REQUEST:
Write the data out again exactly, with no pictures.

╭─ DATA LINES

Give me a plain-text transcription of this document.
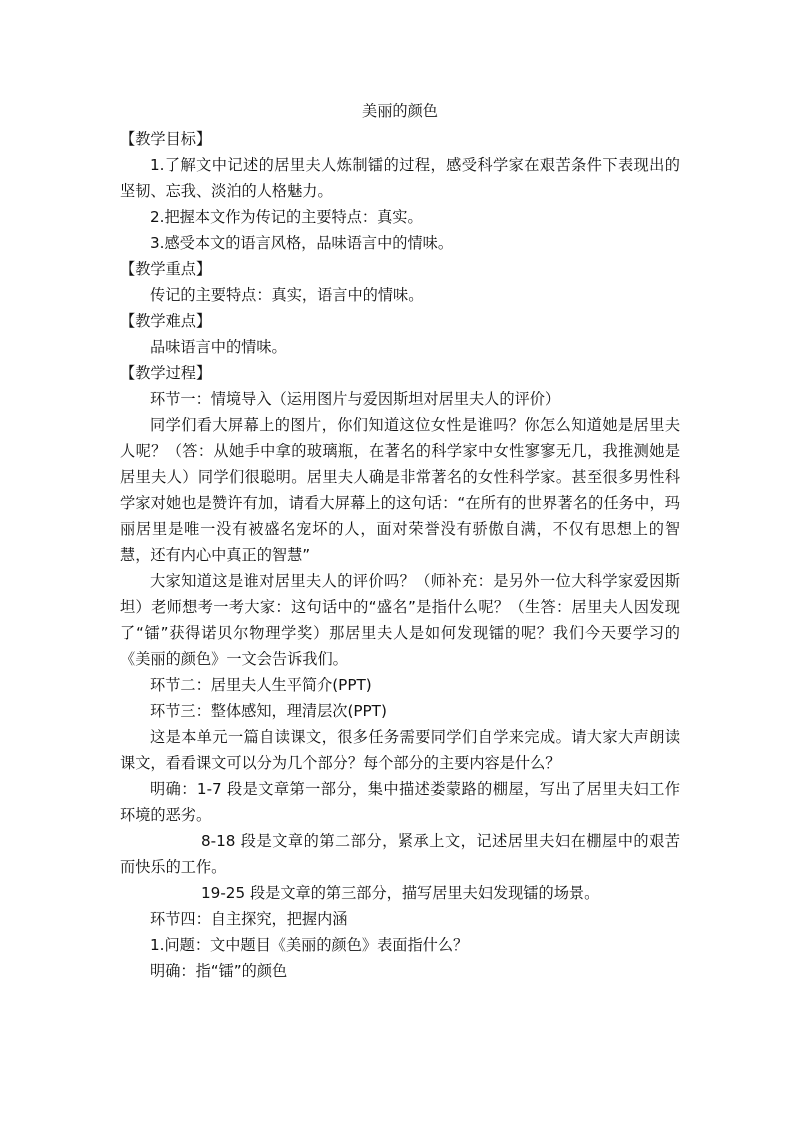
美丽的颜色
【教学目标】

1.了解文中记述的居里夫人炼制镭的过程，感受科学家在艰苦条件下表现出的坚韧、忘我、淡泊的人格魅力。

2.把握本文作为传记的主要特点：真实。

3.感受本文的语言风格，品味语言中的情味。

【教学重点】

传记的主要特点：真实，语言中的情味。

【教学难点】

品味语言中的情味。

【教学过程】

环节一：情境导入（运用图片与爱因斯坦对居里夫人的评价）

同学们看大屏幕上的图片，你们知道这位女性是谁吗？你怎么知道她是居里夫人呢？（答：从她手中拿的玻璃瓶，在著名的科学家中女性寥寥无几，我推测她是居里夫人）同学们很聪明。居里夫人确是非常著名的女性科学家。甚至很多男性科学家对她也是赞许有加，请看大屏幕上的这句话：“在所有的世界著名的任务中，玛丽居里是唯一没有被盛名宠坏的人，面对荣誉没有骄傲自满，不仅有思想上的智慧，还有内心中真正的智慧”

大家知道这是谁对居里夫人的评价吗？（师补充：是另外一位大科学家爱因斯坦）老师想考一考大家：这句话中的“盛名”是指什么呢？（生答：居里夫人因发现了“镭”获得诺贝尔物理学奖）那居里夫人是如何发现镭的呢？我们今天要学习的《美丽的颜色》一文会告诉我们。

环节二：居里夫人生平简介(PPT)

环节三：整体感知，理清层次(PPT)

这是本单元一篇自读课文，很多任务需要同学们自学来完成。请大家大声朗读课文，看看课文可以分为几个部分？每个部分的主要内容是什么？

明确：1-7 段是文章第一部分，集中描述娄蒙路的棚屋，写出了居里夫妇工作环境的恶劣。

8-18 段是文章的第二部分，紧承上文，记述居里夫妇在棚屋中的艰苦而快乐的工作。

19-25 段是文章的第三部分，描写居里夫妇发现镭的场景。

环节四：自主探究，把握内涵

1.问题：文中题目《美丽的颜色》表面指什么？

明确：指“镭”的颜色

╰─

FINAL ANSWER:
Give me a plain-text transcription of this document.
美丽的颜色
【教学目标】

1.了解文中记述的居里夫人炼制镭的过程，感受科学家在艰苦条件下表现出的坚韧、忘我、淡泊的人格魅力。

2.把握本文作为传记的主要特点：真实。

3.感受本文的语言风格，品味语言中的情味。

【教学重点】

传记的主要特点：真实，语言中的情味。

【教学难点】

品味语言中的情味。

【教学过程】

环节一：情境导入（运用图片与爱因斯坦对居里夫人的评价）

同学们看大屏幕上的图片，你们知道这位女性是谁吗？你怎么知道她是居里夫人呢？（答：从她手中拿的玻璃瓶，在著名的科学家中女性寥寥无几，我推测她是居里夫人）同学们很聪明。居里夫人确是非常著名的女性科学家。甚至很多男性科学家对她也是赞许有加，请看大屏幕上的这句话：“在所有的世界著名的任务中，玛丽居里是唯一没有被盛名宠坏的人，面对荣誉没有骄傲自满，不仅有思想上的智慧，还有内心中真正的智慧”

大家知道这是谁对居里夫人的评价吗？（师补充：是另外一位大科学家爱因斯坦）老师想考一考大家：这句话中的“盛名”是指什么呢？（生答：居里夫人因发现了“镭”获得诺贝尔物理学奖）那居里夫人是如何发现镭的呢？我们今天要学习的《美丽的颜色》一文会告诉我们。

环节二：居里夫人生平简介(PPT)

环节三：整体感知，理清层次(PPT)

这是本单元一篇自读课文，很多任务需要同学们自学来完成。请大家大声朗读课文，看看课文可以分为几个部分？每个部分的主要内容是什么？

明确：1-7 段是文章第一部分，集中描述娄蒙路的棚屋，写出了居里夫妇工作环境的恶劣。

8-18 段是文章的第二部分，紧承上文，记述居里夫妇在棚屋中的艰苦而快乐的工作。

19-25 段是文章的第三部分，描写居里夫妇发现镭的场景。

环节四：自主探究，把握内涵

1.问题：文中题目《美丽的颜色》表面指什么？

明确：指“镭”的颜色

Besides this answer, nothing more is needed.